(Records that describe figures)

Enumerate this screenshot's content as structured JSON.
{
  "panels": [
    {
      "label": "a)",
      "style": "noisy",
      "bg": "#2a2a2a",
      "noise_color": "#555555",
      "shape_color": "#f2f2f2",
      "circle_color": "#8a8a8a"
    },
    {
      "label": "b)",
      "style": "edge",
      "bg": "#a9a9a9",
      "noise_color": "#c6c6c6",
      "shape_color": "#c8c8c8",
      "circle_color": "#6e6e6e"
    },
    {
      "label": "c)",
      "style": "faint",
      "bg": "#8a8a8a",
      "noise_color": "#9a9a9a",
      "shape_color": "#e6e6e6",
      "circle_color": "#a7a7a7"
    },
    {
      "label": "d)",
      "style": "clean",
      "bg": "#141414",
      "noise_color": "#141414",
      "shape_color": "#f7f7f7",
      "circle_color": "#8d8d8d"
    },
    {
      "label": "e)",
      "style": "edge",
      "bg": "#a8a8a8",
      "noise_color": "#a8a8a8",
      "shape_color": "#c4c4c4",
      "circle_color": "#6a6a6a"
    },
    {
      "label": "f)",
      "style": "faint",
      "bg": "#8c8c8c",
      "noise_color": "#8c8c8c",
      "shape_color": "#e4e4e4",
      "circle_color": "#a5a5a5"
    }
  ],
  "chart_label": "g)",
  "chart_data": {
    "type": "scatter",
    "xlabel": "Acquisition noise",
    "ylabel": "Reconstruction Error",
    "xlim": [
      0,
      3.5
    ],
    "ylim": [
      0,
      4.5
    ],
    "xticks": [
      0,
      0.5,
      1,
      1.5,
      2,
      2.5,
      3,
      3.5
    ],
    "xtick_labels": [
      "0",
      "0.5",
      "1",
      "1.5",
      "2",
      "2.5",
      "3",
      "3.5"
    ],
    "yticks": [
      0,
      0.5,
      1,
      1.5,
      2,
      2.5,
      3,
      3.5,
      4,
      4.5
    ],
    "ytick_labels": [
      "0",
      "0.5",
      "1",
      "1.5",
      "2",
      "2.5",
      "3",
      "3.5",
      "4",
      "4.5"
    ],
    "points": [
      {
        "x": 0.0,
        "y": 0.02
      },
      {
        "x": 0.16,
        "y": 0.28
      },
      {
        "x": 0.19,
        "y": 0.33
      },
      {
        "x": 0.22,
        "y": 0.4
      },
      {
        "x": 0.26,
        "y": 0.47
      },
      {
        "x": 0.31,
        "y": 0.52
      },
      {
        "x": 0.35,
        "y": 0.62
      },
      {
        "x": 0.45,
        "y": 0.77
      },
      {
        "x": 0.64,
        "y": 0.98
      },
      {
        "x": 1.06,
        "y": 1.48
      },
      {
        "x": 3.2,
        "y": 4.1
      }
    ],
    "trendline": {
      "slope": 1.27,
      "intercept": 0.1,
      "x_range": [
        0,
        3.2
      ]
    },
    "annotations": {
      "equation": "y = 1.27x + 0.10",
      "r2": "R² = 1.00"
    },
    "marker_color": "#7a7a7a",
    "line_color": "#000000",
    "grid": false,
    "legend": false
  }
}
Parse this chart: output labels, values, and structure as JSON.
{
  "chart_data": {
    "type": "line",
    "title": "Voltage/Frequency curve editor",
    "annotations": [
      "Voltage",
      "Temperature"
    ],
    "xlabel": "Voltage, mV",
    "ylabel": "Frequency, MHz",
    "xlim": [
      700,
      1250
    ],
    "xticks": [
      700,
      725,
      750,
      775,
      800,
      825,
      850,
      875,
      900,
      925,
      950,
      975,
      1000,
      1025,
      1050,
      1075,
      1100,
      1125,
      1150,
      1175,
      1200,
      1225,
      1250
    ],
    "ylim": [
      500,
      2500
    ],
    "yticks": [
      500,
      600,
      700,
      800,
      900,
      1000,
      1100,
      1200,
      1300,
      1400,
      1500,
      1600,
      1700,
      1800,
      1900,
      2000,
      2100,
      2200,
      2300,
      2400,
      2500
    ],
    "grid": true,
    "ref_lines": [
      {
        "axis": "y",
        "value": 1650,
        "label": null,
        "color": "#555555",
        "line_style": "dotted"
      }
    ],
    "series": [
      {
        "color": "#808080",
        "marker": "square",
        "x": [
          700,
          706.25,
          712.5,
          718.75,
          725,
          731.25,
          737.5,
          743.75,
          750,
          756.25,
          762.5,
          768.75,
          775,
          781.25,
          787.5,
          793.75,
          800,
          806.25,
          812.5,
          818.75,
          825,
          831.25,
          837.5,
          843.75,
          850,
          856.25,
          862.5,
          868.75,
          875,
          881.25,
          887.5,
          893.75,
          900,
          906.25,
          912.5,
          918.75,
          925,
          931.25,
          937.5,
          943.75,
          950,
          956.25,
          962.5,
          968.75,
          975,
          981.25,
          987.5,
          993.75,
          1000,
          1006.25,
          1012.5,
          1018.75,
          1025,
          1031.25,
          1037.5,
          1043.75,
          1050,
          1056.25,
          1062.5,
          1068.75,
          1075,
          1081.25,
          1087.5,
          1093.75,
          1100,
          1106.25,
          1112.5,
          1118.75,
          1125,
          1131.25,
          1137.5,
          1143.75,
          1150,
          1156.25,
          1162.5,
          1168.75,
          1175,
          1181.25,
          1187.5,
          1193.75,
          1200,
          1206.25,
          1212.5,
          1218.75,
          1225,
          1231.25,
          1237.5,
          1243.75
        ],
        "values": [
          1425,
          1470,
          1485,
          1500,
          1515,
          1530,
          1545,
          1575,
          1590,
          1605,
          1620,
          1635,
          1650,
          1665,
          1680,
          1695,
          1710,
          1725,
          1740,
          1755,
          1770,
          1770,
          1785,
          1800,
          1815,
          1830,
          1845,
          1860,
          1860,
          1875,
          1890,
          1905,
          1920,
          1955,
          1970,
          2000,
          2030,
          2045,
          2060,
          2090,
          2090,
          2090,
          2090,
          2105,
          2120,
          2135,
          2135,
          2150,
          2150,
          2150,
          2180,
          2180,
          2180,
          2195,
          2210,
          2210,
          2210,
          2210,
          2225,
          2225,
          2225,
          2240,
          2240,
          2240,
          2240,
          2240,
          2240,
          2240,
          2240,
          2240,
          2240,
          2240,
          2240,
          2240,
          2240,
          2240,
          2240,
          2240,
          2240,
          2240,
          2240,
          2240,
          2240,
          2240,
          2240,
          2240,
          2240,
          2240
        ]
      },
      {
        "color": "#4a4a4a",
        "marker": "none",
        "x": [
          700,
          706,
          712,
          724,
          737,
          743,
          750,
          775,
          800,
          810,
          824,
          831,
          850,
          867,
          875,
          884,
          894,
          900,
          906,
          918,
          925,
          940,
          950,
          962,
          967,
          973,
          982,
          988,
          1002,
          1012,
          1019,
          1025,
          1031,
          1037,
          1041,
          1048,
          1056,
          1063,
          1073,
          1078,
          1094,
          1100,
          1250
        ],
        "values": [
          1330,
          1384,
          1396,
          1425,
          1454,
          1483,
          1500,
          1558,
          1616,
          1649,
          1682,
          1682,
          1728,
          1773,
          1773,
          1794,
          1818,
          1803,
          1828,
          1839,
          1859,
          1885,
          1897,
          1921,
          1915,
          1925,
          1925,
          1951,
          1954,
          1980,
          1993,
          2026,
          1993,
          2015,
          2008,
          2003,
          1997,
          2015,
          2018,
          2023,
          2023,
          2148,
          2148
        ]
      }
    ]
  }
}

▶ _REQUEST_
Write out every entry above, word for word.

▶ _SOLVED PROBLEM_
Enumerate this screenshot's content as structured JSON.
{
  "panels": [
    {
      "label": "a)",
      "style": "noisy",
      "bg": "#2a2a2a",
      "noise_color": "#555555",
      "shape_color": "#f2f2f2",
      "circle_color": "#8a8a8a"
    },
    {
      "label": "b)",
      "style": "edge",
      "bg": "#a9a9a9",
      "noise_color": "#c6c6c6",
      "shape_color": "#c8c8c8",
      "circle_color": "#6e6e6e"
    },
    {
      "label": "c)",
      "style": "faint",
      "bg": "#8a8a8a",
      "noise_color": "#9a9a9a",
      "shape_color": "#e6e6e6",
      "circle_color": "#a7a7a7"
    },
    {
      "label": "d)",
      "style": "clean",
      "bg": "#141414",
      "noise_color": "#141414",
      "shape_color": "#f7f7f7",
      "circle_color": "#8d8d8d"
    },
    {
      "label": "e)",
      "style": "edge",
      "bg": "#a8a8a8",
      "noise_color": "#a8a8a8",
      "shape_color": "#c4c4c4",
      "circle_color": "#6a6a6a"
    },
    {
      "label": "f)",
      "style": "faint",
      "bg": "#8c8c8c",
      "noise_color": "#8c8c8c",
      "shape_color": "#e4e4e4",
      "circle_color": "#a5a5a5"
    }
  ],
  "chart_label": "g)",
  "chart_data": {
    "type": "scatter",
    "xlabel": "Acquisition noise",
    "ylabel": "Reconstruction Error",
    "xlim": [
      0,
      3.5
    ],
    "ylim": [
      0,
      4.5
    ],
    "xticks": [
      0,
      0.5,
      1,
      1.5,
      2,
      2.5,
      3,
      3.5
    ],
    "xtick_labels": [
      "0",
      "0.5",
      "1",
      "1.5",
      "2",
      "2.5",
      "3",
      "3.5"
    ],
    "yticks": [
      0,
      0.5,
      1,
      1.5,
      2,
      2.5,
      3,
      3.5,
      4,
      4.5
    ],
    "ytick_labels": [
      "0",
      "0.5",
      "1",
      "1.5",
      "2",
      "2.5",
      "3",
      "3.5",
      "4",
      "4.5"
    ],
    "points": [
      {
        "x": 0.0,
        "y": 0.02
      },
      {
        "x": 0.16,
        "y": 0.28
      },
      {
        "x": 0.19,
        "y": 0.33
      },
      {
        "x": 0.22,
        "y": 0.4
      },
      {
        "x": 0.26,
        "y": 0.47
      },
      {
        "x": 0.31,
        "y": 0.52
      },
      {
        "x": 0.35,
        "y": 0.62
      },
      {
        "x": 0.45,
        "y": 0.77
      },
      {
        "x": 0.64,
        "y": 0.98
      },
      {
        "x": 1.06,
        "y": 1.48
      },
      {
        "x": 3.2,
        "y": 4.1
      }
    ],
    "trendline": {
      "slope": 1.27,
      "intercept": 0.1,
      "x_range": [
        0,
        3.2
      ]
    },
    "annotations": {
      "equation": "y = 1.27x + 0.10",
      "r2": "R² = 1.00"
    },
    "marker_color": "#7a7a7a",
    "line_color": "#000000",
    "grid": false,
    "legend": false
  }
}
Parse this chart: output labels, values, and structure as JSON.
{
  "chart_data": {
    "type": "line",
    "title": "Voltage/Frequency curve editor",
    "annotations": [
      "Voltage",
      "Temperature"
    ],
    "xlabel": "Voltage, mV",
    "ylabel": "Frequency, MHz",
    "xlim": [
      700,
      1250
    ],
    "xticks": [
      700,
      725,
      750,
      775,
      800,
      825,
      850,
      875,
      900,
      925,
      950,
      975,
      1000,
      1025,
      1050,
      1075,
      1100,
      1125,
      1150,
      1175,
      1200,
      1225,
      1250
    ],
    "ylim": [
      500,
      2500
    ],
    "yticks": [
      500,
      600,
      700,
      800,
      900,
      1000,
      1100,
      1200,
      1300,
      1400,
      1500,
      1600,
      1700,
      1800,
      1900,
      2000,
      2100,
      2200,
      2300,
      2400,
      2500
    ],
    "grid": true,
    "ref_lines": [
      {
        "axis": "y",
        "value": 1650,
        "label": null,
        "color": "#555555",
        "line_style": "dotted"
      }
    ],
    "series": [
      {
        "color": "#808080",
        "marker": "square",
        "x": [
          700,
          706.25,
          712.5,
          718.75,
          725,
          731.25,
          737.5,
          743.75,
          750,
          756.25,
          762.5,
          768.75,
          775,
          781.25,
          787.5,
          793.75,
          800,
          806.25,
          812.5,
          818.75,
          825,
          831.25,
          837.5,
          843.75,
          850,
          856.25,
          862.5,
          868.75,
          875,
          881.25,
          887.5,
          893.75,
          900,
          906.25,
          912.5,
          918.75,
          925,
          931.25,
          937.5,
          943.75,
          950,
          956.25,
          962.5,
          968.75,
          975,
          981.25,
          987.5,
          993.75,
          1000,
          1006.25,
          1012.5,
          1018.75,
          1025,
          1031.25,
          1037.5,
          1043.75,
          1050,
          1056.25,
          1062.5,
          1068.75,
          1075,
          1081.25,
          1087.5,
          1093.75,
          1100,
          1106.25,
          1112.5,
          1118.75,
          1125,
          1131.25,
          1137.5,
          1143.75,
          1150,
          1156.25,
          1162.5,
          1168.75,
          1175,
          1181.25,
          1187.5,
          1193.75,
          1200,
          1206.25,
          1212.5,
          1218.75,
          1225,
          1231.25,
          1237.5,
          1243.75
        ],
        "values": [
          1425,
          1470,
          1485,
          1500,
          1515,
          1530,
          1545,
          1575,
          1590,
          1605,
          1620,
          1635,
          1650,
          1665,
          1680,
          1695,
          1710,
          1725,
          1740,
          1755,
          1770,
          1770,
          1785,
          1800,
          1815,
          1830,
          1845,
          1860,
          1860,
          1875,
          1890,
          1905,
          1920,
          1955,
          1970,
          2000,
          2030,
          2045,
          2060,
          2090,
          2090,
          2090,
          2090,
          2105,
          2120,
          2135,
          2135,
          2150,
          2150,
          2150,
          2180,
          2180,
          2180,
          2195,
          2210,
          2210,
          2210,
          2210,
          2225,
          2225,
          2225,
          2240,
          2240,
          2240,
          2240,
          2240,
          2240,
          2240,
          2240,
          2240,
          2240,
          2240,
          2240,
          2240,
          2240,
          2240,
          2240,
          2240,
          2240,
          2240,
          2240,
          2240,
          2240,
          2240,
          2240,
          2240,
          2240,
          2240
        ]
      },
      {
        "color": "#4a4a4a",
        "marker": "none",
        "x": [
          700,
          706,
          712,
          724,
          737,
          743,
          750,
          775,
          800,
          810,
          824,
          831,
          850,
          867,
          875,
          884,
          894,
          900,
          906,
          918,
          925,
          940,
          950,
          962,
          967,
          973,
          982,
          988,
          1002,
          1012,
          1019,
          1025,
          1031,
          1037,
          1041,
          1048,
          1056,
          1063,
          1073,
          1078,
          1094,
          1100,
          1250
        ],
        "values": [
          1330,
          1384,
          1396,
          1425,
          1454,
          1483,
          1500,
          1558,
          1616,
          1649,
          1682,
          1682,
          1728,
          1773,
          1773,
          1794,
          1818,
          1803,
          1828,
          1839,
          1859,
          1885,
          1897,
          1921,
          1915,
          1925,
          1925,
          1951,
          1954,
          1980,
          1993,
          2026,
          1993,
          2015,
          2008,
          2003,
          1997,
          2015,
          2018,
          2023,
          2023,
          2148,
          2148
        ]
      }
    ]
  }
}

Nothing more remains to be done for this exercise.